Provided text:
Reasoning-Intensive Regression
Diane Tchuindjo, Omar Khattab
TL;DR
This work introduces Reasoning-Intensive Regression (RiR), a regime where downstream scoring from text requires deep, structured reasoning under scarce data. It benchmarks RiR with four tasks—Mathematical Error Detection, Instruction Following, Pairwise RAG Comparison, and Essay Grading—and shows that both prompting frozen LLMs and finetuning encoders struggle to deliver precise, well-calibrated scores. To address this, the authors propose MENTAT, a lightweight method that iteratively evolves prompts based on error analysis and learns a neural aggregator over multiple LLM rollouts, achieving substantial gains over baselines. The results highlight persistent challenges such as output quantization and variance, and they point to future directions in efficient RiR methods and robust benchmarking for practical, low-resource settings.

[Bounding box prediction data]

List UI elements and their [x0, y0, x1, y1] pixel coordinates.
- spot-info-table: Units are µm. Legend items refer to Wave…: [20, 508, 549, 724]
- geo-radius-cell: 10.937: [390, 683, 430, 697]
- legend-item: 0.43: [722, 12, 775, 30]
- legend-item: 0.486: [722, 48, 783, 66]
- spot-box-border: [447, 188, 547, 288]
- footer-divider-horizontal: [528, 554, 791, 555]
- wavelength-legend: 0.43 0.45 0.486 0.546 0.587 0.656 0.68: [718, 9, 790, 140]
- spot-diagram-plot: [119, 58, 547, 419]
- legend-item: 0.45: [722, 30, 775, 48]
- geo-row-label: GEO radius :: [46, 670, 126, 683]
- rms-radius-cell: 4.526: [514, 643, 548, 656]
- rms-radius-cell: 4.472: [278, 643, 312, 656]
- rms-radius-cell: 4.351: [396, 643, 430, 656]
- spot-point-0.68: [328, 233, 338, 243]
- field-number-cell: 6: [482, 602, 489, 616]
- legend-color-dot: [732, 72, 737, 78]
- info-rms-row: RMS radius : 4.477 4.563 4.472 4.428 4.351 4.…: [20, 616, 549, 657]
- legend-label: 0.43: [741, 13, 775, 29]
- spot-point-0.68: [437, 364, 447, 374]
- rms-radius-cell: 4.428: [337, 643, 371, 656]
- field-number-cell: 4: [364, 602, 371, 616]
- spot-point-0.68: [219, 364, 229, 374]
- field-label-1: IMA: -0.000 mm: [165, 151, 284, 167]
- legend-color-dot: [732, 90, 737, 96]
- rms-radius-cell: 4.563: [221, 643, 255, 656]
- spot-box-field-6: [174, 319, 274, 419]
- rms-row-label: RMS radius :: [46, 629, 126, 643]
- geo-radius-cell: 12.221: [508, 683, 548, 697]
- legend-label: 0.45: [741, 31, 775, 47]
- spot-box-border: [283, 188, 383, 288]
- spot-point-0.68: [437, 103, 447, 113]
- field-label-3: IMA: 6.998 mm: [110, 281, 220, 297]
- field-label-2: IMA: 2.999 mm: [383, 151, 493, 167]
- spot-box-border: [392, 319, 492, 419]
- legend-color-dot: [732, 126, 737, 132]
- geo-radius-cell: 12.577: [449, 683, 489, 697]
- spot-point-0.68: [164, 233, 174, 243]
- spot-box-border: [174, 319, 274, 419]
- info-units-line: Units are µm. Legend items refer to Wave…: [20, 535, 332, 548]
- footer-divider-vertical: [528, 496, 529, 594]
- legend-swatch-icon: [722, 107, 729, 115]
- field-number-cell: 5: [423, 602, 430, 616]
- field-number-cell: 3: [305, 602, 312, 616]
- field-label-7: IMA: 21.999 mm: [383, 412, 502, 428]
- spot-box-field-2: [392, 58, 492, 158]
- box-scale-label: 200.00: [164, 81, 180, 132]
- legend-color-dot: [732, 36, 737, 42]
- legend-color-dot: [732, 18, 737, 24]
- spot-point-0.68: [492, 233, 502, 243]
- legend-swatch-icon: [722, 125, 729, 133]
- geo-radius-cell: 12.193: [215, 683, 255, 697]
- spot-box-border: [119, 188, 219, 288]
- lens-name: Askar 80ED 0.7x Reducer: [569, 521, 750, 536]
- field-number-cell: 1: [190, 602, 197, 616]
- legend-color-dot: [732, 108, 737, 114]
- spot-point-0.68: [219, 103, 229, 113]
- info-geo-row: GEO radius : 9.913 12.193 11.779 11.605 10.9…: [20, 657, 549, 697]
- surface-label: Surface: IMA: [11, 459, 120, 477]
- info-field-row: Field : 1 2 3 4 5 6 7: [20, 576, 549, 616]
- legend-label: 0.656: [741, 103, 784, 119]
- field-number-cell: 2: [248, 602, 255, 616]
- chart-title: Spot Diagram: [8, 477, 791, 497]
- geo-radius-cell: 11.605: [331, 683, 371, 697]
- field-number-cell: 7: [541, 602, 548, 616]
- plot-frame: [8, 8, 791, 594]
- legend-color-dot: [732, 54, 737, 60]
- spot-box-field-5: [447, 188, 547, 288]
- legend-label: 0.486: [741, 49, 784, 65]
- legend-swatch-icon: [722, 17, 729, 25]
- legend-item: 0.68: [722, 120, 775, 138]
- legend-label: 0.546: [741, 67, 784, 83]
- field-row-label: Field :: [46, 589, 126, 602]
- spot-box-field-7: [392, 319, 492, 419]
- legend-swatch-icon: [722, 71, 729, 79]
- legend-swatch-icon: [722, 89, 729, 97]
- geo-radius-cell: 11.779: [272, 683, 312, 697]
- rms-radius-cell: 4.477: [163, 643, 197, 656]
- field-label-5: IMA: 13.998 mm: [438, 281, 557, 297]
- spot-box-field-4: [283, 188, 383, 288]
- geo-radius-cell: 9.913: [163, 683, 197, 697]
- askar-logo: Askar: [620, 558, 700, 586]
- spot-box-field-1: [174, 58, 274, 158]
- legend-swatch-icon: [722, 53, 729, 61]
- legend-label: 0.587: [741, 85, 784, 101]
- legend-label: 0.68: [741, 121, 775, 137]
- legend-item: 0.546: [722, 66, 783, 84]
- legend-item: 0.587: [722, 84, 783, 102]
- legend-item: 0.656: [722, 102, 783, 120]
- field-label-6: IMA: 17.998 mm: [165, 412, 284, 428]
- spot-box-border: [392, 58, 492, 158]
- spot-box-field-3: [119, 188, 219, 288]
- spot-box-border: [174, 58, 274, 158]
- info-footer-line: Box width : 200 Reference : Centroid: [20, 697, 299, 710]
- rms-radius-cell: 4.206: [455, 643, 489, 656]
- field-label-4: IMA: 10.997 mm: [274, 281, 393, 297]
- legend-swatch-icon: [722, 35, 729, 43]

Required work:
Continue the Reasoning-Intensive Regression summary from its last sentence.

Answer to the exercise:
Abstract
AI researchers and practitioners increasingly apply large language models (LLMs) to what we call reasoning-intensive regression (RiR), i.e., deducing subtle numerical scores from text. Unlike standard language regression tasks, e.g., for sentiment or similarity, RiR often appears instead in ad-hoc problems such as rubric-based scoring, modeling dense rewards in complex environments, or domain-specific retrieval, where much deeper analysis of context is required while only limited task-specific training data and computation are available. We cast four realistic problems as RiR tasks to establish an initial benchmark, and use that to test our hypothesis that prompting frozen LLMs and finetuning Transformer encoders via gradient descent will both often struggle in RiR. We then propose MENTAT, a simple and lightweight method that combines batch-reflective prompt optimization with neural ensemble learning. MENTAT achieves up to 65% improvement over both baselines, though substantial room remains for future advances in RiR.